Goal:
Turn every line of the items below into a numbered list. Skip blank lines and leave out the pictures.

Data section:
━━━━

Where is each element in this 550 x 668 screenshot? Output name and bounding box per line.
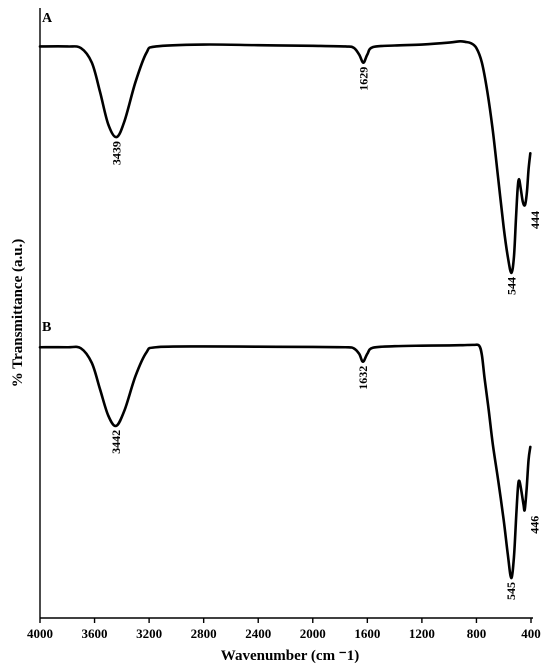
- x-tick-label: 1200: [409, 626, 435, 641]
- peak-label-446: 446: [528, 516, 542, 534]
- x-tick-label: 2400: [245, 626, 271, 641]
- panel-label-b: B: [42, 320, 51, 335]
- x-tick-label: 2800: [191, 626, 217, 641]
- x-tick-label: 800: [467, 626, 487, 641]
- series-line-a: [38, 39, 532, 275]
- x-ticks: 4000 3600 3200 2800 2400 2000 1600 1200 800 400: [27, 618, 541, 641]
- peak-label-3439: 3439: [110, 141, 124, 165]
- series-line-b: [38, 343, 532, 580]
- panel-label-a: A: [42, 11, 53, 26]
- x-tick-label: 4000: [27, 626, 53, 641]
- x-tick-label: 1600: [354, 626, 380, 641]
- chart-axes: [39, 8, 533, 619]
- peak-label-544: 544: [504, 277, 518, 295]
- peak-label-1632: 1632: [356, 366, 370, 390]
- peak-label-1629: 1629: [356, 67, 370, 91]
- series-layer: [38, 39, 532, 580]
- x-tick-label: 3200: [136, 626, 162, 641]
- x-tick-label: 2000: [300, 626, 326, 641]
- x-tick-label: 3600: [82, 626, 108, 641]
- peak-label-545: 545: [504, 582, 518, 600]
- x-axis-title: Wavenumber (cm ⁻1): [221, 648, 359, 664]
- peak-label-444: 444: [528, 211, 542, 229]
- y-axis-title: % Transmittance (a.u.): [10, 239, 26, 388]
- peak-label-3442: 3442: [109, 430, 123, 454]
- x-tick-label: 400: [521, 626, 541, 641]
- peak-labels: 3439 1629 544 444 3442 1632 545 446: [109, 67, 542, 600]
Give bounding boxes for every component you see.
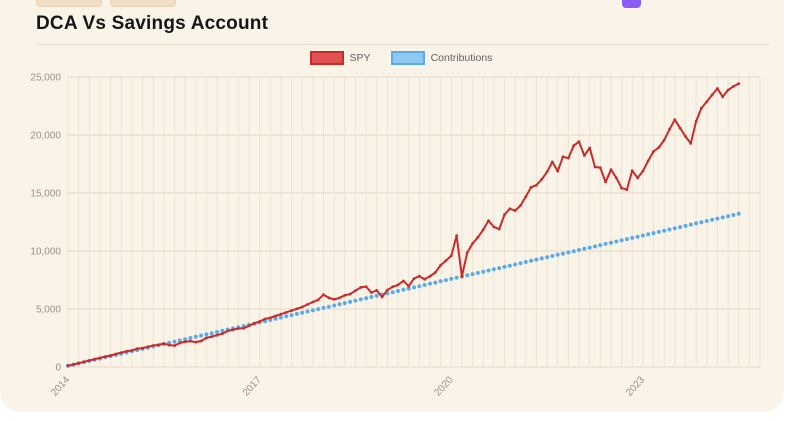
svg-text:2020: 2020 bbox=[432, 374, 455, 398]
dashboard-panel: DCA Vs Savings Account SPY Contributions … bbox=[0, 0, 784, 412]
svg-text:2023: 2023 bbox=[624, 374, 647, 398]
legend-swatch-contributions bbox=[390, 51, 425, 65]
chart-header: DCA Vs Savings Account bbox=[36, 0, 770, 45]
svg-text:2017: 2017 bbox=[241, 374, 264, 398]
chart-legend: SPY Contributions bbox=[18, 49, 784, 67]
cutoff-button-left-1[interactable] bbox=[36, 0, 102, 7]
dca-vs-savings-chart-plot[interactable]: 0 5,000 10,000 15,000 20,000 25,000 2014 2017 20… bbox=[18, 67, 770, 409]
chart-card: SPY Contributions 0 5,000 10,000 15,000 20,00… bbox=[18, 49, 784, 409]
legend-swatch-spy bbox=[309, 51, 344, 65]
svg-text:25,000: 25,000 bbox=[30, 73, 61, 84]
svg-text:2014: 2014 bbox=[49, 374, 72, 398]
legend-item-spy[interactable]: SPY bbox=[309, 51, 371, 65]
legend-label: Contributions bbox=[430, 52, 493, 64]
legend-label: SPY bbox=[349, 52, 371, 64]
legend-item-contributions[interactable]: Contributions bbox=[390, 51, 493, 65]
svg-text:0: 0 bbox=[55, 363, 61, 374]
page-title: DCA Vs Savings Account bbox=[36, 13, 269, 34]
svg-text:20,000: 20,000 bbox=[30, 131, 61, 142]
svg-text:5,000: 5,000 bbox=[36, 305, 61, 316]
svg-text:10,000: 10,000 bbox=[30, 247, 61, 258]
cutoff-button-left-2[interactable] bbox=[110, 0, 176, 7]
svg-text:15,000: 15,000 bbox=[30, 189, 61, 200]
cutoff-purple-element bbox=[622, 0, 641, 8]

━━━━

Expected answer:
1. Where is each element in this 550 x 668 screenshot? Output name and bounding box per line.
2. - x-tick-label: 1200: [409, 626, 435, 641]
3. - peak-label-446: 446: [528, 516, 542, 534]
4. - x-tick-label: 2400: [245, 626, 271, 641]
5. - panel-label-b: B: [42, 320, 51, 335]
6. - x-tick-label: 2800: [191, 626, 217, 641]
7. - x-tick-label: 800: [467, 626, 487, 641]
8. - series-line-a: [38, 39, 532, 275]
9. - x-ticks: 4000 3600 3200 2800 2400 2000 1600 1200 800 400: [27, 618, 541, 641]
10. - peak-label-3439: 3439: [110, 141, 124, 165]
11. - series-line-b: [38, 343, 532, 580]
12. - panel-label-a: A: [42, 11, 53, 26]
13. - x-tick-label: 4000: [27, 626, 53, 641]
14. - x-tick-label: 1600: [354, 626, 380, 641]
15. - chart-axes: [39, 8, 533, 619]
16. - peak-label-544: 544: [504, 277, 518, 295]
17. - peak-label-1632: 1632: [356, 366, 370, 390]
18. - peak-label-1629: 1629: [356, 67, 370, 91]
19. - series-layer: [38, 39, 532, 580]
20. - x-tick-label: 3200: [136, 626, 162, 641]
21. - x-tick-label: 2000: [300, 626, 326, 641]
22. - x-tick-label: 3600: [82, 626, 108, 641]
23. - peak-label-545: 545: [504, 582, 518, 600]
24. - x-axis-title: Wavenumber (cm ⁻1): [221, 648, 359, 664]
25. - peak-label-444: 444: [528, 211, 542, 229]
26. - y-axis-title: % Transmittance (a.u.): [10, 239, 26, 388]
27. - peak-label-3442: 3442: [109, 430, 123, 454]
28. - x-tick-label: 400: [521, 626, 541, 641]
29. - peak-labels: 3439 1629 544 444 3442 1632 545 446: [109, 67, 542, 600]
30. Give bounding boxes for every component you see.
31. svg-text:2020: 2020 bbox=[432, 374, 455, 398]
32. dashboard-panel: DCA Vs Savings Account SPY Contributions … bbox=[0, 0, 784, 412]
33. svg-text:2023: 2023 bbox=[624, 374, 647, 398]
34. legend-swatch-contributions bbox=[390, 51, 425, 65]
35. chart-header: DCA Vs Savings Account bbox=[36, 0, 770, 45]
36. svg-text:2017: 2017 bbox=[241, 374, 264, 398]
37. chart-legend: SPY Contributions bbox=[18, 49, 784, 67]
38. cutoff-button-left-1[interactable] bbox=[36, 0, 102, 7]
39. dca-vs-savings-chart-plot[interactable]: 0 5,000 10,000 15,000 20,000 25,000 2014 2017 20… bbox=[18, 67, 770, 409]
40. chart-card: SPY Contributions 0 5,000 10,000 15,000 20,00… bbox=[18, 49, 784, 409]
41. legend-swatch-spy bbox=[309, 51, 344, 65]
42. svg-text:25,000: 25,000 bbox=[30, 73, 61, 84]
43. svg-text:2014: 2014 bbox=[49, 374, 72, 398]
44. legend-item-spy[interactable]: SPY bbox=[309, 51, 371, 65]
45. legend-label: Contributions bbox=[430, 52, 493, 64]
46. legend-label: SPY bbox=[349, 52, 371, 64]
47. legend-item-contributions[interactable]: Contributions bbox=[390, 51, 493, 65]
48. svg-text:0: 0 bbox=[55, 363, 61, 374]
49. page-title: DCA Vs Savings Account bbox=[36, 13, 269, 34]
50. svg-text:20,000: 20,000 bbox=[30, 131, 61, 142]
51. svg-text:5,000: 5,000 bbox=[36, 305, 61, 316]
52. svg-text:10,000: 10,000 bbox=[30, 247, 61, 258]
53. cutoff-button-left-2[interactable] bbox=[110, 0, 176, 7]
54. svg-text:15,000: 15,000 bbox=[30, 189, 61, 200]
55. cutoff-purple-element bbox=[622, 0, 641, 8]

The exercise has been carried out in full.